--- SOURCE EXTRACT ---
Overdue Browser Features: Highlighting and Single Page Archive

When studying or researching a topic, I love being able to highlight. Which makes serious web research tedious. The common work-around is to paste into Word, and highlight there.

I can't believe highlighting hasn't been built into modern browsers. Then the key feature to go with it is the single page archive. You know, like the MHT file IE has had for a decade or so?

The other day I got tired of pasting to Word, and looked for Firefox extensions. Good ones exist for each purpose, and together they give me most of what I want.

But seriously, this should be in the browser.

Saturday, October 10, 2015

Need Search Syntax Standards and Libraries

Just as Amazon represents the gold standard in eCommerce ease-of-use (no CVV codes, no Verified by Visa, no captchas), so Google for search ease-of-use.

What I have in mind are not the powerful algorithms that deliver up the results, but rather the more basic but crucial details of software craftspersonship, that help insulate us careless humans from our own limitations. Examples:
  • Ignoring hyphens and their ilk. I.e., Google treats any non-alpha character as a space or wildcard. This seems like a small thing, but there are a lot of hyphens and slashes out there, waiting to mess up search results.

--- GIVEN PROBLEM A ---
Rewrite the records, from their start up to and including the line with "document-viewer: Write the", as a two-column CSV with the columns "prompt" and "response", one row per request. Put each field in quotes with line breaks turned into spaces, and leave the pictures out.

[Element and region data]
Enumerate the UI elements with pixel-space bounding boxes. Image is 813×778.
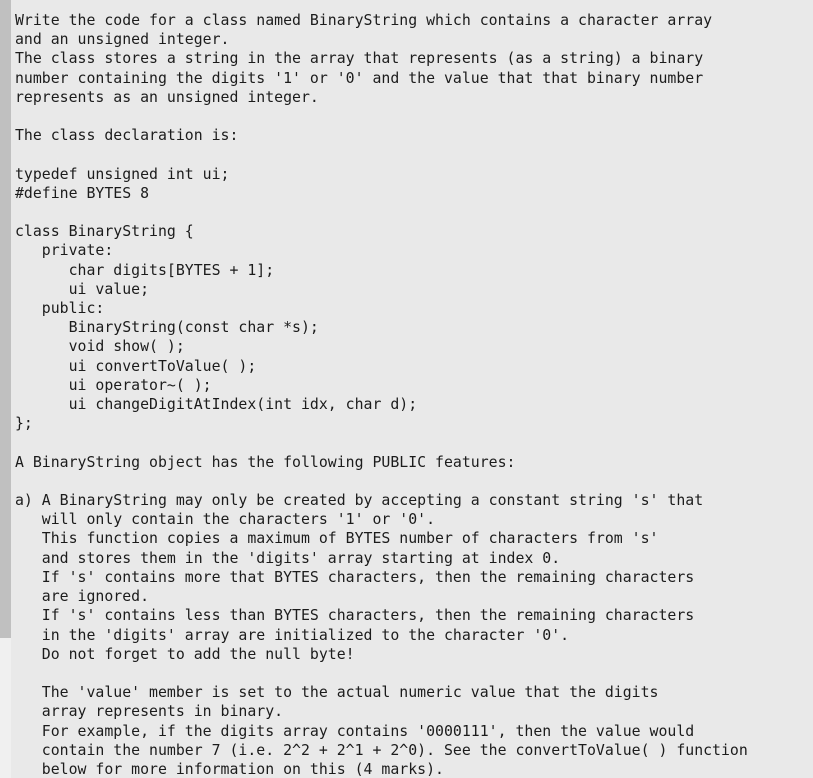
question-text: Write the code for a class named BinaryS… (15, 11, 748, 778)
scrollbar-thumb[interactable] (0, 0, 11, 638)
document-content-area: Write the code for a class named BinaryS… (11, 0, 813, 778)
vertical-scrollbar[interactable] (0, 0, 11, 778)
document-viewer: Write the code for a class named BinaryS… (0, 0, 813, 778)
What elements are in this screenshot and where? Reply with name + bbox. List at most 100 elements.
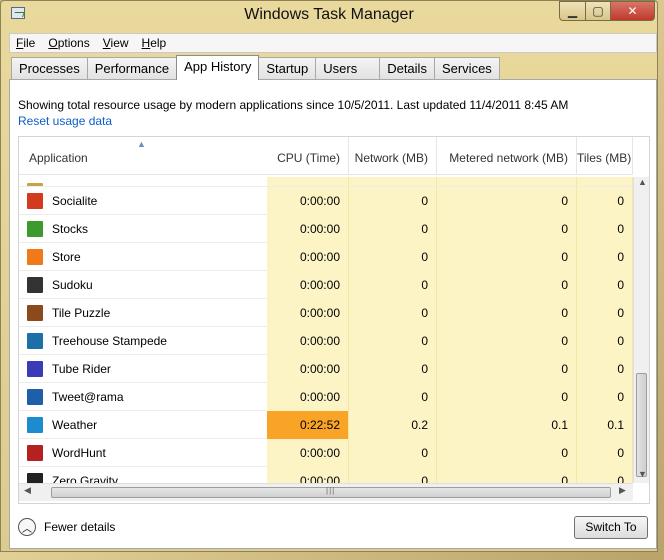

--- GIVEN PROBLEM B ---
Print the passage of the browser features text from "But seriously, this" up to and including "for search ease-of-use.".

--- FINISHED ANSWER A ---
prompt,response
"Enumerate the UI elements with pixel-space bounding boxes. Image is 813×778.","question-text: Write the code for a class named BinaryS… (15, 11, 748, 778) scrollbar-thumb[interactable] (0, 0, 11, 638) document-content-area: Write the code for a class named BinaryS… (11, 0, 813, 778) vertical-scrollbar[interactable] (0, 0, 11, 778) document-viewer: Write the code for a class named BinaryS… (0, 0, 813, 778)"

--- FINISHED ANSWER B ---
But seriously, this should be in the browser.

Saturday, October 10, 2015

Need Search Syntax Standards and Libraries

Just as Amazon represents the gold standard in eCommerce ease-of-use (no CVV codes, no Verified by Visa, no captchas), so Google for search ease-of-use.